Extracted data entries
* begin *

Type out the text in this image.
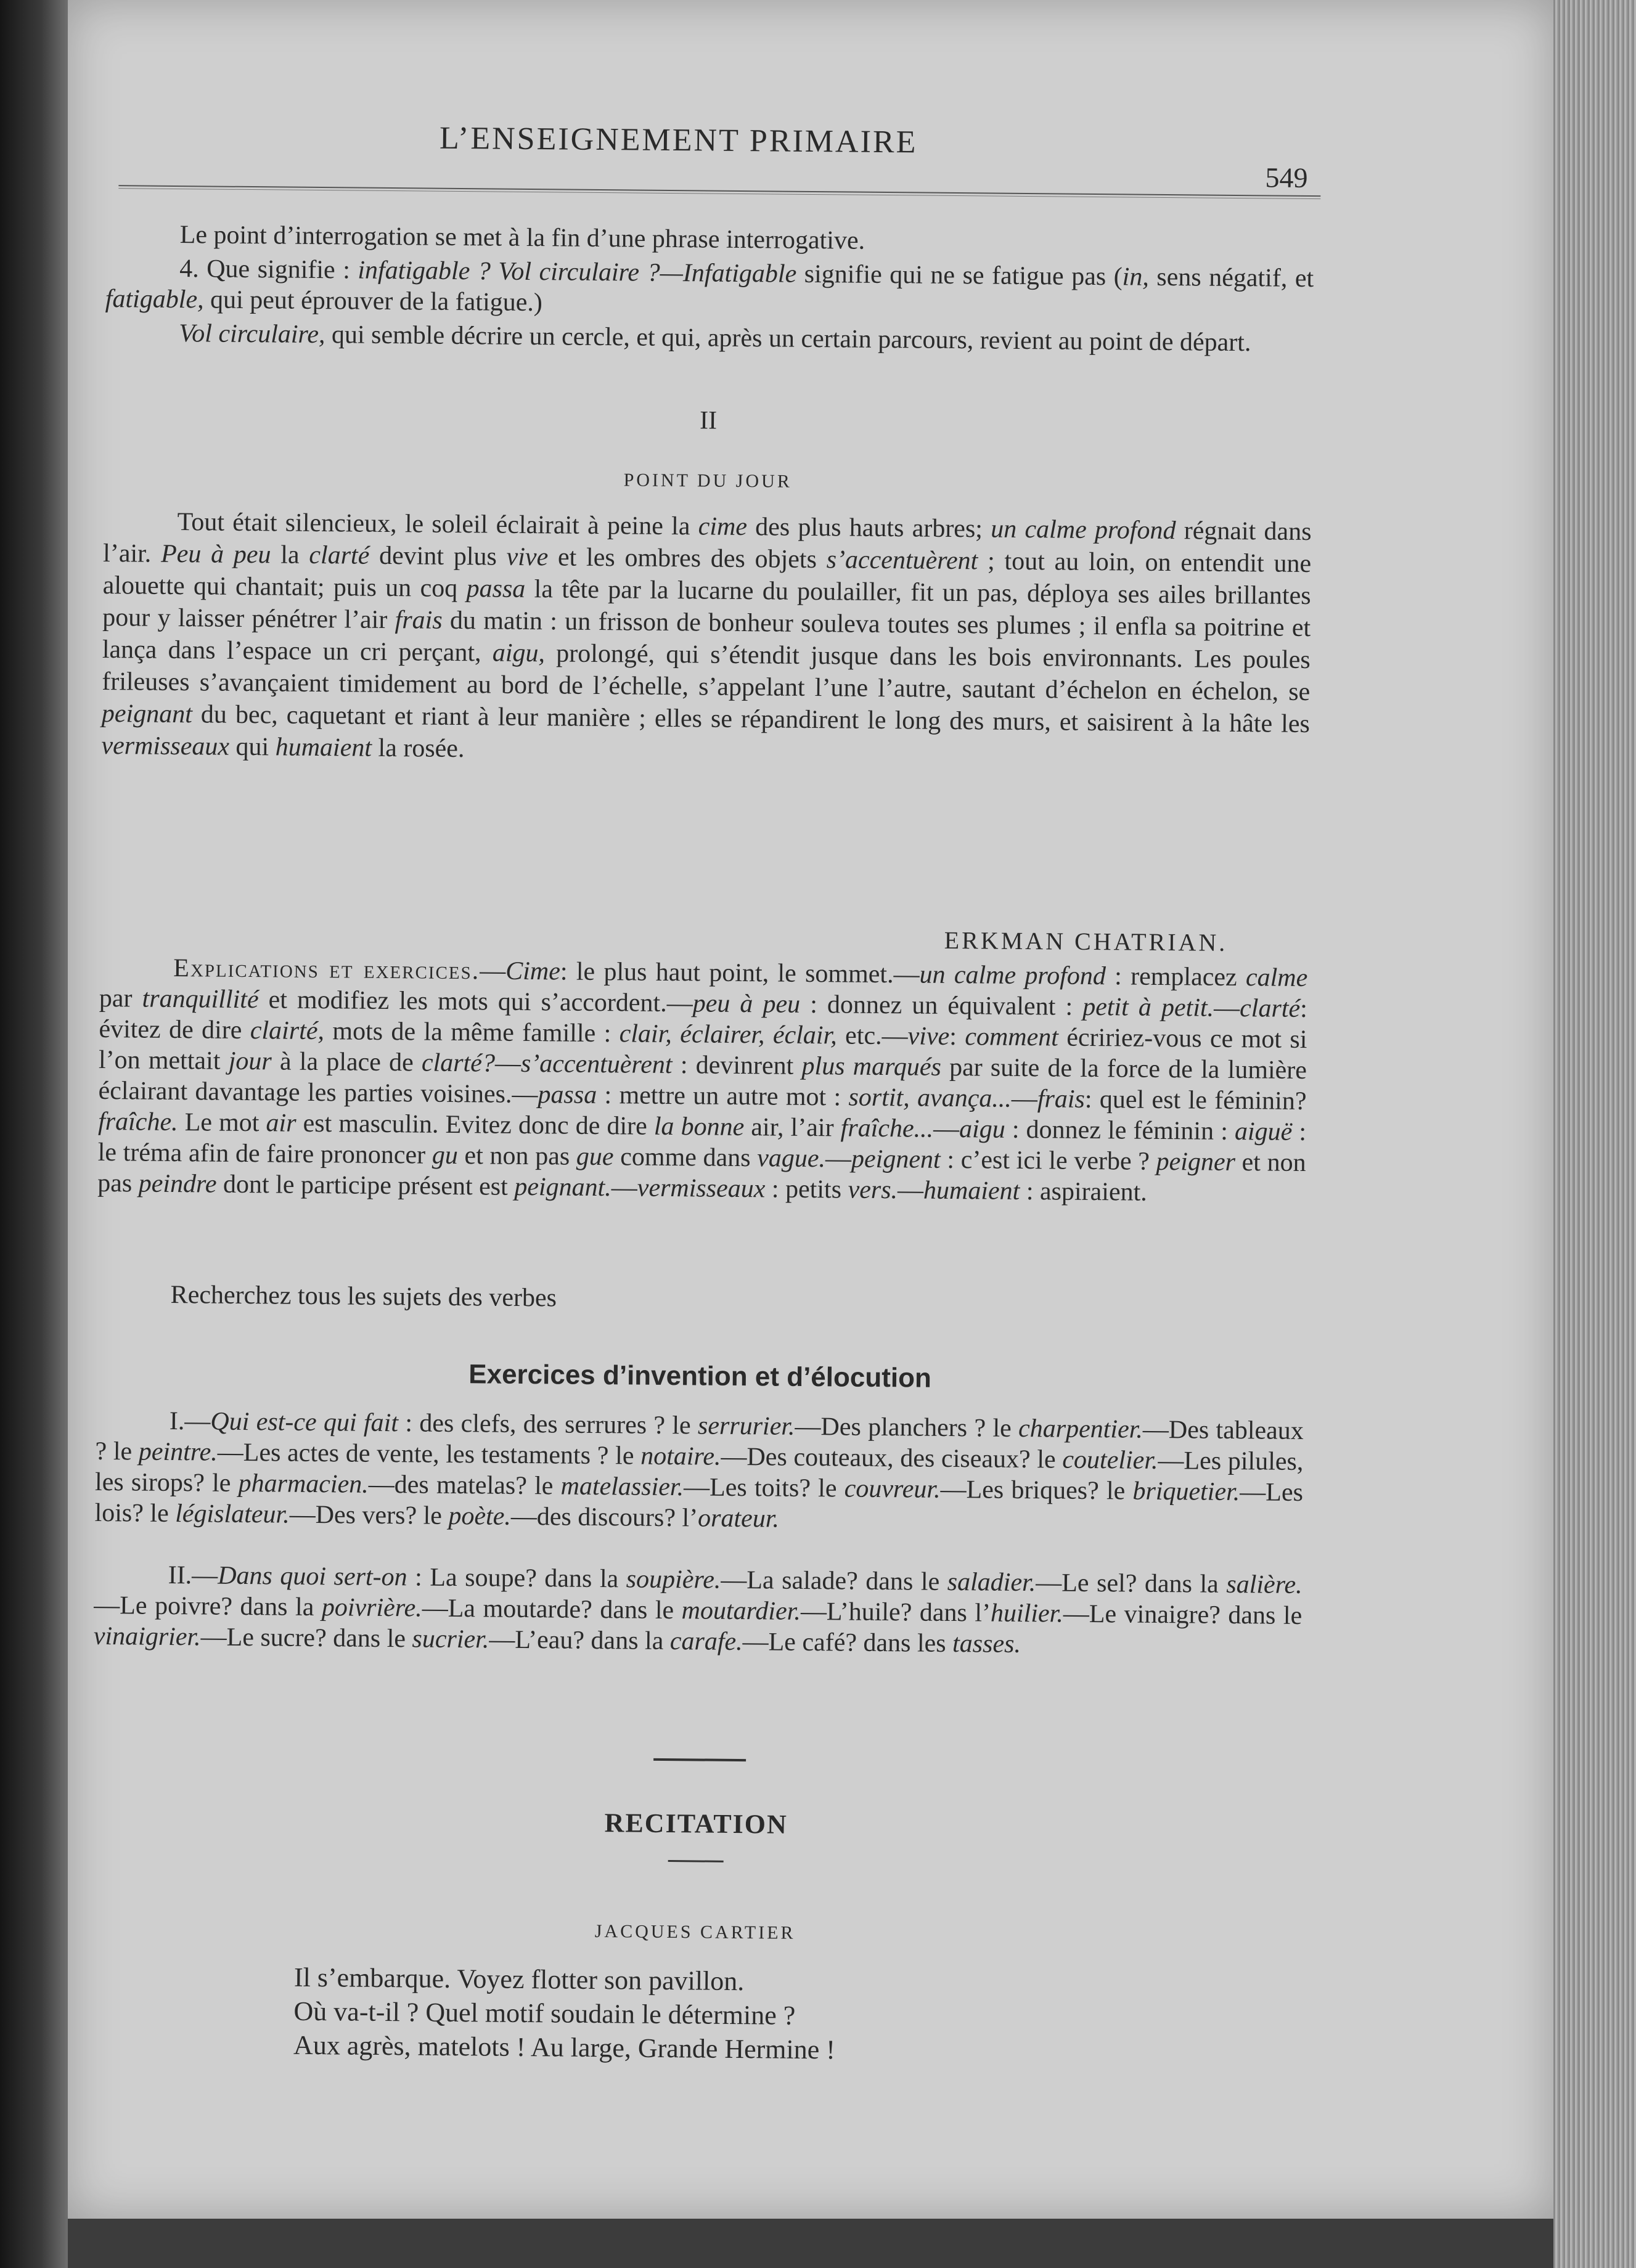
L’ENSEIGNEMENT PRIMAIRE
549
Le point d’interrogation se met à la fin d’une phrase interrogative.
4. Que signifie : infatigable ? Vol circulaire ?—Infatigable signifie qui ne se fatigue pas (in, sens négatif, et fatigable, qui peut éprouver de la fatigue.)
Vol circulaire, qui semble décrire un cercle, et qui, après un certain parcours, revient au point de départ.
II
POINT DU JOUR
Tout était silencieux, le soleil éclairait à peine la cime des plus hauts arbres; un calme profond régnait dans l’air. Peu à peu la clarté devint plus vive et les ombres des objets s’accentuèrent ; tout au loin, on entendit une alouette qui chantait; puis un coq passa la tête par la lucarne du poulailler, fit un pas, déploya ses ailes brillantes pour y laisser pénétrer l’air frais du matin : un frisson de bonheur souleva toutes ses plumes ; il enfla sa poitrine et lança dans l’espace un cri perçant, aigu, prolongé, qui s’étendit jusque dans les bois environnants. Les poules frileuses s’avançaient timidement au bord de l’échelle, s’appelant l’une l’autre, sautant d’échelon en échelon, se peignant du bec, caquetant et riant à leur manière ; elles se répandirent le long des murs, et saisirent à la hâte les vermisseaux qui humaient la rosée.
ERKMAN CHATRIAN.
Explications et exercices.—Cime: le plus haut point, le sommet.—un calme profond : remplacez calme par tranquillité et modifiez les mots qui s’accordent.—peu à peu : donnez un équivalent : petit à petit.—clarté: évitez de dire clairté, mots de la même famille : clair, éclairer, éclair, etc.—vive: comment écririez-vous ce mot si l’on mettait jour à la place de clarté?—s’accentuèrent : devinrent plus marqués par suite de la force de la lumière éclairant davantage les parties voisines.—passa : mettre un autre mot : sortit, avança...—frais: quel est le féminin? fraîche. Le mot air est masculin. Evitez donc de dire la bonne air, l’air fraîche...—aigu : donnez le féminin : aiguë : le tréma afin de faire prononcer gu et non pas gue comme dans vague.—peignent : c’est ici le verbe ? peigner et non pas peindre dont le participe présent est peignant.—vermisseaux : petits vers.—humaient : aspiraient.
Recherchez tous les sujets des verbes
Exercices d’invention et d’élocution
I.—Qui est-ce qui fait : des clefs, des serrures ? le serrurier.—Des planchers ? le charpentier.—Des tableaux ? le peintre.—Les actes de vente, les testaments ? le notaire.—Des couteaux, des ciseaux? le coutelier.—Les pilules, les sirops? le pharmacien.—des matelas? le matelassier.—Les toits? le couvreur.—Les briques? le briquetier.—Les lois? le législateur.—Des vers? le poète.—des discours? l’orateur.
II.—Dans quoi sert-on : La soupe? dans la soupière.—La salade? dans le saladier.—Le sel? dans la salière.—Le poivre? dans la poivrière.—La moutarde? dans le moutardier.—L’huile? dans l’huilier.—Le vinaigre? dans le vinaigrier.—Le sucre? dans le sucrier.—L’eau? dans la carafe.—Le café? dans les tasses.
RECITATION
JACQUES CARTIER
Il s’embarque. Voyez flotter son pavillon.
Où va-t-il ? Quel motif soudain le détermine ?
Aux agrès, matelots ! Au large, Grande Hermine !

* end *

Goal: Output all the records, word for word, with no pictures in the copy.

Solved problem:
Type out the text in this image.
L’ENSEIGNEMENT PRIMAIRE
549
Le point d’interrogation se met à la fin d’une phrase interrogative.
4. Que signifie : infatigable ? Vol circulaire ?—Infatigable signifie qui ne se fatigue pas (in, sens négatif, et fatigable, qui peut éprouver de la fatigue.)
Vol circulaire, qui semble décrire un cercle, et qui, après un certain parcours, revient au point de départ.
II
POINT DU JOUR
Tout était silencieux, le soleil éclairait à peine la cime des plus hauts arbres; un calme profond régnait dans l’air. Peu à peu la clarté devint plus vive et les ombres des objets s’accentuèrent ; tout au loin, on entendit une alouette qui chantait; puis un coq passa la tête par la lucarne du poulailler, fit un pas, déploya ses ailes brillantes pour y laisser pénétrer l’air frais du matin : un frisson de bonheur souleva toutes ses plumes ; il enfla sa poitrine et lança dans l’espace un cri perçant, aigu, prolongé, qui s’étendit jusque dans les bois environnants. Les poules frileuses s’avançaient timidement au bord de l’échelle, s’appelant l’une l’autre, sautant d’échelon en échelon, se peignant du bec, caquetant et riant à leur manière ; elles se répandirent le long des murs, et saisirent à la hâte les vermisseaux qui humaient la rosée.
ERKMAN CHATRIAN.
Explications et exercices.—Cime: le plus haut point, le sommet.—un calme profond : remplacez calme par tranquillité et modifiez les mots qui s’accordent.—peu à peu : donnez un équivalent : petit à petit.—clarté: évitez de dire clairté, mots de la même famille : clair, éclairer, éclair, etc.—vive: comment écririez-vous ce mot si l’on mettait jour à la place de clarté?—s’accentuèrent : devinrent plus marqués par suite de la force de la lumière éclairant davantage les parties voisines.—passa : mettre un autre mot : sortit, avança...—frais: quel est le féminin? fraîche. Le mot air est masculin. Evitez donc de dire la bonne air, l’air fraîche...—aigu : donnez le féminin : aiguë : le tréma afin de faire prononcer gu et non pas gue comme dans vague.—peignent : c’est ici le verbe ? peigner et non pas peindre dont le participe présent est peignant.—vermisseaux : petits vers.—humaient : aspiraient.
Recherchez tous les sujets des verbes
Exercices d’invention et d’élocution
I.—Qui est-ce qui fait : des clefs, des serrures ? le serrurier.—Des planchers ? le charpentier.—Des tableaux ? le peintre.—Les actes de vente, les testaments ? le notaire.—Des couteaux, des ciseaux? le coutelier.—Les pilules, les sirops? le pharmacien.—des matelas? le matelassier.—Les toits? le couvreur.—Les briques? le briquetier.—Les lois? le législateur.—Des vers? le poète.—des discours? l’orateur.
II.—Dans quoi sert-on : La soupe? dans la soupière.—La salade? dans le saladier.—Le sel? dans la salière.—Le poivre? dans la poivrière.—La moutarde? dans le moutardier.—L’huile? dans l’huilier.—Le vinaigre? dans le vinaigrier.—Le sucre? dans le sucrier.—L’eau? dans la carafe.—Le café? dans les tasses.
RECITATION
JACQUES CARTIER
Il s’embarque. Voyez flotter son pavillon.
Où va-t-il ? Quel motif soudain le détermine ?
Aux agrès, matelots ! Au large, Grande Hermine !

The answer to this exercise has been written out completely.